> _Stated task_
Every record must appear in your copy exactly as written, with no pictures.

> _Excerpt from a dataset_
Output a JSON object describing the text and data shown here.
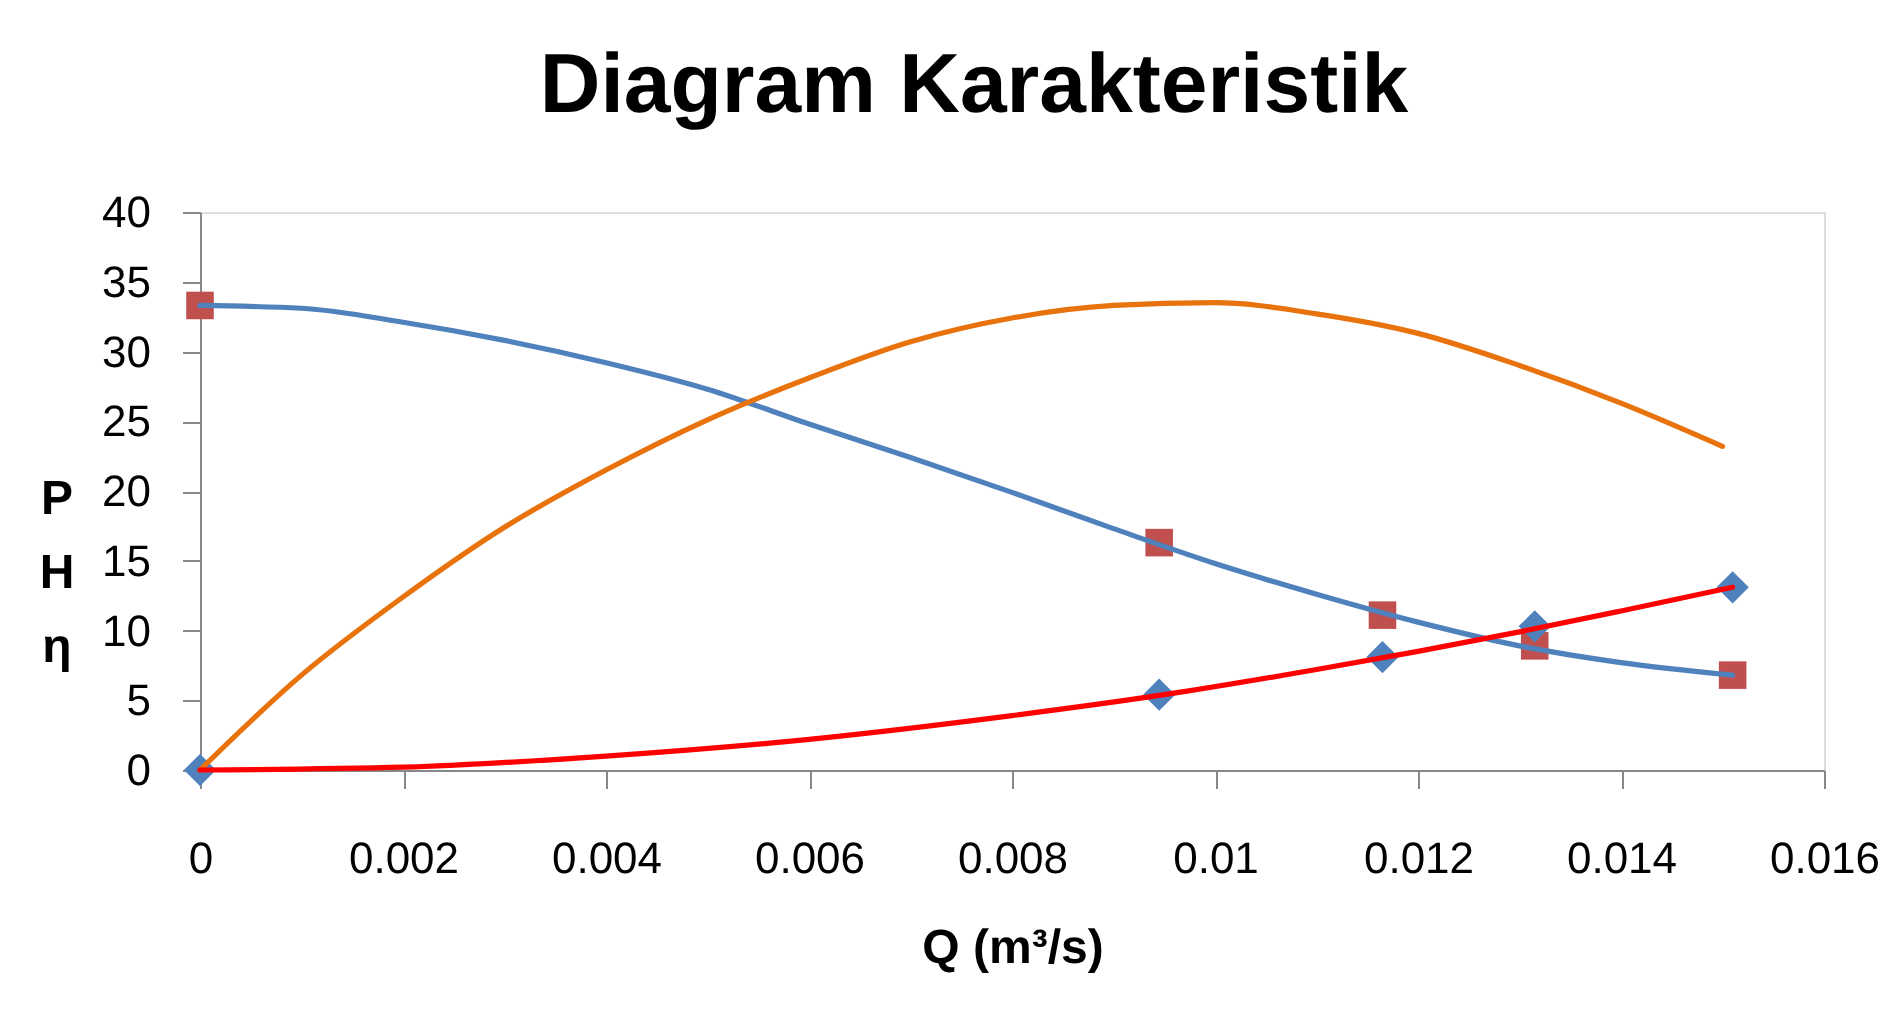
{
  "chart_data": {
    "type": "line",
    "title": "Diagram Karakteristik",
    "xlabel": "Q (m³/s)",
    "ylabel": "P\nH\nη",
    "xlim": [
      0,
      0.016
    ],
    "xticks": [
      0,
      0.002,
      0.004,
      0.006,
      0.008,
      0.01,
      0.012,
      0.014,
      0.016
    ],
    "ylim": [
      0,
      40
    ],
    "yticks": [
      0,
      5,
      10,
      15,
      20,
      25,
      30,
      35,
      40
    ],
    "grid": false,
    "series": [
      {
        "type": "scatter",
        "marker": "square",
        "color": "#c0504d",
        "x": [
          0,
          0.00945,
          0.01165,
          0.01315,
          0.0151
        ],
        "values": [
          33.3,
          16.3,
          11.1,
          8.9,
          6.8
        ]
      },
      {
        "type": "scatter",
        "marker": "diamond",
        "color": "#4f81bd",
        "x": [
          0,
          0.00945,
          0.01165,
          0.01315,
          0.0151
        ],
        "values": [
          0,
          5.4,
          8.1,
          10.3,
          13.1
        ]
      },
      {
        "color": "#4f81bd",
        "x": [
          0,
          0.001,
          0.002,
          0.003,
          0.004,
          0.005,
          0.006,
          0.007,
          0.008,
          0.009,
          0.01,
          0.011,
          0.012,
          0.013,
          0.014,
          0.0151
        ],
        "values": [
          33.3,
          33.1,
          32.1,
          30.8,
          29.2,
          27.3,
          24.8,
          22.4,
          19.9,
          17.3,
          14.8,
          12.6,
          10.6,
          8.9,
          7.7,
          6.8
        ]
      },
      {
        "color": "#e8720c",
        "x": [
          0,
          0.001,
          0.002,
          0.003,
          0.004,
          0.005,
          0.006,
          0.007,
          0.008,
          0.009,
          0.01,
          0.011,
          0.012,
          0.013,
          0.014,
          0.015
        ],
        "values": [
          0,
          6.8,
          12.4,
          17.4,
          21.5,
          25.1,
          28.1,
          30.7,
          32.4,
          33.3,
          33.5,
          32.7,
          31.3,
          29.0,
          26.3,
          23.2
        ]
      },
      {
        "color": "#ff0000",
        "x": [
          0,
          0.002,
          0.004,
          0.006,
          0.008,
          0.0095,
          0.011,
          0.012,
          0.013,
          0.014,
          0.0151
        ],
        "values": [
          0,
          0.2,
          1.0,
          2.2,
          3.9,
          5.4,
          7.2,
          8.5,
          9.9,
          11.4,
          13.1
        ]
      }
    ]
  }
}
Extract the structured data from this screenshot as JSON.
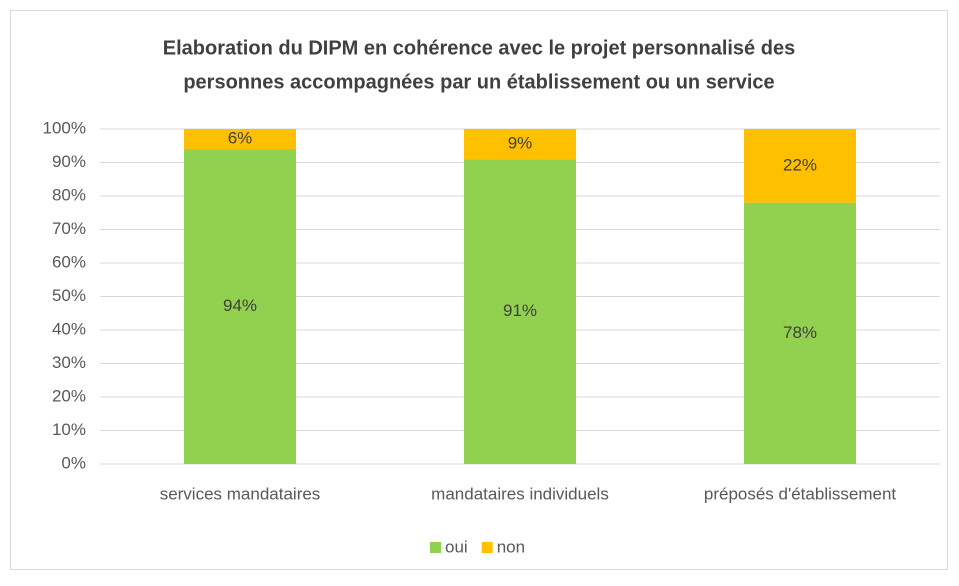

> _Reply to the exercise_
Output a JSON object describing the text and data shown here.
{
  "chart_data": {
    "type": "line",
    "title": "Diagram Karakteristik",
    "xlabel": "Q (m³/s)",
    "ylabel": "P\nH\nη",
    "xlim": [
      0,
      0.016
    ],
    "xticks": [
      0,
      0.002,
      0.004,
      0.006,
      0.008,
      0.01,
      0.012,
      0.014,
      0.016
    ],
    "ylim": [
      0,
      40
    ],
    "yticks": [
      0,
      5,
      10,
      15,
      20,
      25,
      30,
      35,
      40
    ],
    "grid": false,
    "series": [
      {
        "type": "scatter",
        "marker": "square",
        "color": "#c0504d",
        "x": [
          0,
          0.00945,
          0.01165,
          0.01315,
          0.0151
        ],
        "values": [
          33.3,
          16.3,
          11.1,
          8.9,
          6.8
        ]
      },
      {
        "type": "scatter",
        "marker": "diamond",
        "color": "#4f81bd",
        "x": [
          0,
          0.00945,
          0.01165,
          0.01315,
          0.0151
        ],
        "values": [
          0,
          5.4,
          8.1,
          10.3,
          13.1
        ]
      },
      {
        "color": "#4f81bd",
        "x": [
          0,
          0.001,
          0.002,
          0.003,
          0.004,
          0.005,
          0.006,
          0.007,
          0.008,
          0.009,
          0.01,
          0.011,
          0.012,
          0.013,
          0.014,
          0.0151
        ],
        "values": [
          33.3,
          33.1,
          32.1,
          30.8,
          29.2,
          27.3,
          24.8,
          22.4,
          19.9,
          17.3,
          14.8,
          12.6,
          10.6,
          8.9,
          7.7,
          6.8
        ]
      },
      {
        "color": "#e8720c",
        "x": [
          0,
          0.001,
          0.002,
          0.003,
          0.004,
          0.005,
          0.006,
          0.007,
          0.008,
          0.009,
          0.01,
          0.011,
          0.012,
          0.013,
          0.014,
          0.015
        ],
        "values": [
          0,
          6.8,
          12.4,
          17.4,
          21.5,
          25.1,
          28.1,
          30.7,
          32.4,
          33.3,
          33.5,
          32.7,
          31.3,
          29.0,
          26.3,
          23.2
        ]
      },
      {
        "color": "#ff0000",
        "x": [
          0,
          0.002,
          0.004,
          0.006,
          0.008,
          0.0095,
          0.011,
          0.012,
          0.013,
          0.014,
          0.0151
        ],
        "values": [
          0,
          0.2,
          1.0,
          2.2,
          3.9,
          5.4,
          7.2,
          8.5,
          9.9,
          11.4,
          13.1
        ]
      }
    ]
  }
}
Extract the structured data from this screenshot as JSON.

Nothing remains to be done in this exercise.